►
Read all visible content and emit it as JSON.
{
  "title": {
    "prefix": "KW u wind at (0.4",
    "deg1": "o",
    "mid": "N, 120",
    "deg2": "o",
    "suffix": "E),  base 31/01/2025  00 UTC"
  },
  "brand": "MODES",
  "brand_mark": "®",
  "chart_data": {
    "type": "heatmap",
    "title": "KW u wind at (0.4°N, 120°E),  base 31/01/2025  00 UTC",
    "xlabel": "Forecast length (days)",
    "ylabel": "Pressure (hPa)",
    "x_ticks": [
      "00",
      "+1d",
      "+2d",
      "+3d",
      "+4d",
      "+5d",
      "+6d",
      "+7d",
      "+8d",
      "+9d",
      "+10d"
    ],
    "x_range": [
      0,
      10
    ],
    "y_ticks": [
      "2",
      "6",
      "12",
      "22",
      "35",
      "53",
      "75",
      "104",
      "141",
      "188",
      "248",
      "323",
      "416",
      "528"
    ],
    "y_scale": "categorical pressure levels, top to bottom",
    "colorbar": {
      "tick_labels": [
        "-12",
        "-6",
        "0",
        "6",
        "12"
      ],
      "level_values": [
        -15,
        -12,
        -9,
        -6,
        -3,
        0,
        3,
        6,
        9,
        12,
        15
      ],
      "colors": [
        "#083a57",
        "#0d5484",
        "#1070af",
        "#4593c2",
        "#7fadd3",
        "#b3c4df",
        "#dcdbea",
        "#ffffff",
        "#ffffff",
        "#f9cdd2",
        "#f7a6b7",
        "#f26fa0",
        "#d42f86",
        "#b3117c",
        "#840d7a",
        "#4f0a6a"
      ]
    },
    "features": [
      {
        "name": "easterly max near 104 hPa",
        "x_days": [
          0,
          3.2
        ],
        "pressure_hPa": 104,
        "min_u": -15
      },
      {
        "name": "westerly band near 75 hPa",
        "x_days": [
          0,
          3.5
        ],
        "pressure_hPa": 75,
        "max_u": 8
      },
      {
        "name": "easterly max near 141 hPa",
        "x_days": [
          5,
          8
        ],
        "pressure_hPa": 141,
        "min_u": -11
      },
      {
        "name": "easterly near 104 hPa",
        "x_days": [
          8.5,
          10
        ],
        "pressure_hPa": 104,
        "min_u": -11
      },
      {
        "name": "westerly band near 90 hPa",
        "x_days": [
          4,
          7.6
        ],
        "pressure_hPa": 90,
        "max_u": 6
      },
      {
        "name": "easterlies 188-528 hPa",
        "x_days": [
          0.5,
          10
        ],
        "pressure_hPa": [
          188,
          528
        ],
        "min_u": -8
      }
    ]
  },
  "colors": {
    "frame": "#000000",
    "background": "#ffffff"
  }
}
◄
PROMPT
All of the entries above must be quoted exactly.

EXERCISE SOLUTION
Read all visible content and emit it as JSON.
{
  "title": {
    "prefix": "KW u wind at (0.4",
    "deg1": "o",
    "mid": "N, 120",
    "deg2": "o",
    "suffix": "E),  base 31/01/2025  00 UTC"
  },
  "brand": "MODES",
  "brand_mark": "®",
  "chart_data": {
    "type": "heatmap",
    "title": "KW u wind at (0.4°N, 120°E),  base 31/01/2025  00 UTC",
    "xlabel": "Forecast length (days)",
    "ylabel": "Pressure (hPa)",
    "x_ticks": [
      "00",
      "+1d",
      "+2d",
      "+3d",
      "+4d",
      "+5d",
      "+6d",
      "+7d",
      "+8d",
      "+9d",
      "+10d"
    ],
    "x_range": [
      0,
      10
    ],
    "y_ticks": [
      "2",
      "6",
      "12",
      "22",
      "35",
      "53",
      "75",
      "104",
      "141",
      "188",
      "248",
      "323",
      "416",
      "528"
    ],
    "y_scale": "categorical pressure levels, top to bottom",
    "colorbar": {
      "tick_labels": [
        "-12",
        "-6",
        "0",
        "6",
        "12"
      ],
      "level_values": [
        -15,
        -12,
        -9,
        -6,
        -3,
        0,
        3,
        6,
        9,
        12,
        15
      ],
      "colors": [
        "#083a57",
        "#0d5484",
        "#1070af",
        "#4593c2",
        "#7fadd3",
        "#b3c4df",
        "#dcdbea",
        "#ffffff",
        "#ffffff",
        "#f9cdd2",
        "#f7a6b7",
        "#f26fa0",
        "#d42f86",
        "#b3117c",
        "#840d7a",
        "#4f0a6a"
      ]
    },
    "features": [
      {
        "name": "easterly max near 104 hPa",
        "x_days": [
          0,
          3.2
        ],
        "pressure_hPa": 104,
        "min_u": -15
      },
      {
        "name": "westerly band near 75 hPa",
        "x_days": [
          0,
          3.5
        ],
        "pressure_hPa": 75,
        "max_u": 8
      },
      {
        "name": "easterly max near 141 hPa",
        "x_days": [
          5,
          8
        ],
        "pressure_hPa": 141,
        "min_u": -11
      },
      {
        "name": "easterly near 104 hPa",
        "x_days": [
          8.5,
          10
        ],
        "pressure_hPa": 104,
        "min_u": -11
      },
      {
        "name": "westerly band near 90 hPa",
        "x_days": [
          4,
          7.6
        ],
        "pressure_hPa": 90,
        "max_u": 6
      },
      {
        "name": "easterlies 188-528 hPa",
        "x_days": [
          0.5,
          10
        ],
        "pressure_hPa": [
          188,
          528
        ],
        "min_u": -8
      }
    ]
  },
  "colors": {
    "frame": "#000000",
    "background": "#ffffff"
  }
}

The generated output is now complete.